>>>

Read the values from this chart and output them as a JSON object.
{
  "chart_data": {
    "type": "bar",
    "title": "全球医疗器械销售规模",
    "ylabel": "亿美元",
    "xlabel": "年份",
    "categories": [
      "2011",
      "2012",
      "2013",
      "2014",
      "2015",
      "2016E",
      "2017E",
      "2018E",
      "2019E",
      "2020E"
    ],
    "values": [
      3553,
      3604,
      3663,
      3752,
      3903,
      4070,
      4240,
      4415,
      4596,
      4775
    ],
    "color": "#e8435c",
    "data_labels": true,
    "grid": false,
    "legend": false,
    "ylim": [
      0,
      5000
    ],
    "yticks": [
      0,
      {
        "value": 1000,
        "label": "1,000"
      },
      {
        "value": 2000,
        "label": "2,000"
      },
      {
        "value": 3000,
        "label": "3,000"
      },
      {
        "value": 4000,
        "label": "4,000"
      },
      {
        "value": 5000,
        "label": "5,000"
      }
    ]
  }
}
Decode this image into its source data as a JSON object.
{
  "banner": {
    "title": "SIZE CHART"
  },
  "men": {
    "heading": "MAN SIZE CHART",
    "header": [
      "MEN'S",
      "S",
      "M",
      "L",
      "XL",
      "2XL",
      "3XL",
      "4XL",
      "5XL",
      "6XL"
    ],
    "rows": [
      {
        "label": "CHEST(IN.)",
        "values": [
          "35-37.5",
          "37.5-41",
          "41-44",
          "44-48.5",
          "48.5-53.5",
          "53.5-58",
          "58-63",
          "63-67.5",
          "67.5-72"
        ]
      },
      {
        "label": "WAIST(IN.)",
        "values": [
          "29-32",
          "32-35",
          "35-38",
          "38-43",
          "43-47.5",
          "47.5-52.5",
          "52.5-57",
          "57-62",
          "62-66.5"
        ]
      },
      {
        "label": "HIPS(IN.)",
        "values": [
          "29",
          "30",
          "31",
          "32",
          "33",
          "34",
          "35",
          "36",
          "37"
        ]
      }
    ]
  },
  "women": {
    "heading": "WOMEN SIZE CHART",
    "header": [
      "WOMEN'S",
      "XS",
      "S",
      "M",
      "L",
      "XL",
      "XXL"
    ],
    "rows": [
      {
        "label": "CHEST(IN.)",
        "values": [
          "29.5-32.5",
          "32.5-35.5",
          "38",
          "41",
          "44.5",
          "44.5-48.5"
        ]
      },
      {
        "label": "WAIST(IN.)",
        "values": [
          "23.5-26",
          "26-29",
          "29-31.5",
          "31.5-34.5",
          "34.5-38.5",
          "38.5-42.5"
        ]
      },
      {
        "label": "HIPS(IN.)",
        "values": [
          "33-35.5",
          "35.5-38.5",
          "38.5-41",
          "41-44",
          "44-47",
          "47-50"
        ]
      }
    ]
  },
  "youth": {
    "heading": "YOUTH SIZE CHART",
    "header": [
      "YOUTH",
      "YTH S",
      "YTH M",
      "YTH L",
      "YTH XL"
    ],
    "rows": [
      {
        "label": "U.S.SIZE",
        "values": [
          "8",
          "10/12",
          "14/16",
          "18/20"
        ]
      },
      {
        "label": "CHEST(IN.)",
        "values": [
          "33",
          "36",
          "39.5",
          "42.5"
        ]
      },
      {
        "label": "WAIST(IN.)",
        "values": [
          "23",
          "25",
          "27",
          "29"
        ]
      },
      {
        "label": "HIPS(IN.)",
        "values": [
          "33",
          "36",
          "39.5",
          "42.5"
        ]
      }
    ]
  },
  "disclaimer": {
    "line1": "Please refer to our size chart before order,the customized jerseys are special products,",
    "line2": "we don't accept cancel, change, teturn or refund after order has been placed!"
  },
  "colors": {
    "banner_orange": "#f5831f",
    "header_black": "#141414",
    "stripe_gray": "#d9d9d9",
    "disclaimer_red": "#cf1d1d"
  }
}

<<<

Lines in the records that hold the word "object" are to be counted; give only the total.

The result:
2